Example questions or scenarios:
- "Design an automated test setup to cycle a mechanical actuator 10,000 times while logging position and current."
- "What factors do you consider when selecting a DAQ system for a high-speed vibration test?"
- "Explain how you would write a Python script to control an electronic load and a power supply over SCPI."
Environmental Testing & Reliability
Space is an unforgiving environment. Astranis needs engineers who understand how to validate hardware against extreme conditions. This area is evaluated by discussing your experience with environmental test campaigns and your understanding of failure modes induced by space environments.
Be ready to go over:
- Thermal Vacuum (TVAC) – Understanding heat transfer in a vacuum, thermocouple placement, and thermal cycling profiles.
- Vibration & Shock – Familiarity with random vibration, sine sweeps, shock testing, and how to fixture components for the shaker table.
- EMI / EMC – Basics of electromagnetic interference testing and mitigation.
- Advanced concepts (less common) – Outgassing requirements, radiation total ionizing dose (TID) testing.

================

# Tasks and exercises:
a) Name each topic area that the interview-preparation text says to be ready to go over under environmental testing and reliability.
b) According to the interview-preparation text, how is the environmental testing and reliability area evaluated?
c) Write out the interview-preparation text from "Environmental Testing &" up to and including "thermal cycling profiles.".

# Data:
================

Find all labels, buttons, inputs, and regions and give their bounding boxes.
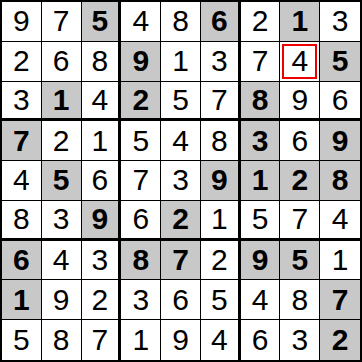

================

# Per-task outputs:
a)
- Thermal Vacuum (TVAC)
- Vibration & Shock
- EMI / EMC
- Advanced concepts (less common)

b) It is evaluated by discussing your experience with environmental test campaigns and your understanding of failure modes induced by space environments.

c)
Environmental Testing & Reliability
Space is an unforgiving environment. Astranis needs engineers who understand how to validate hardware against extreme conditions. This area is evaluated by discussing your experience with environmental test campaigns and your understanding of failure modes induced by space environments.
Be ready to go over:
- Thermal Vacuum (TVAC) – Understanding heat transfer in a vacuum, thermocouple placement, and thermal cycling profiles.